[Start of Stored data]
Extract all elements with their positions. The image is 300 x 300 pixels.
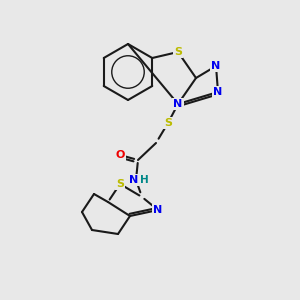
Text: S: S (174, 47, 182, 57)
Text: O: O (115, 150, 125, 160)
Text: S: S (164, 118, 172, 128)
Text: N: N (212, 61, 220, 71)
Text: N: N (213, 87, 223, 97)
Text: N: N (153, 205, 163, 215)
Text: N: N (129, 175, 139, 185)
Text: H: H (140, 175, 148, 185)
Text: S: S (116, 179, 124, 189)
Text: N: N (173, 99, 183, 109)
[End of Stored data]
(Given instruction)
Please express the records above as a two-column CSV with the headers instruction and output, one row per record, each value in a single quoted field with line breaks replaced by spaces. Leave the pictures out.

(Response to this exercise)
instruction,output
"Extract all elements with their positions. The image is 300 x 300 pixels.","Text: S: S (174, 47, 182, 57) Text: O: O (115, 150, 125, 160) Text: S: S (164, 118, 172, 128) Text: N: N (212, 61, 220, 71) Text: N: N (213, 87, 223, 97) Text: N: N (153, 205, 163, 215) Text: N: N (129, 175, 139, 185) Text: H: H (140, 175, 148, 185) Text: S: S (116, 179, 124, 189) Text: N: N (173, 99, 183, 109)"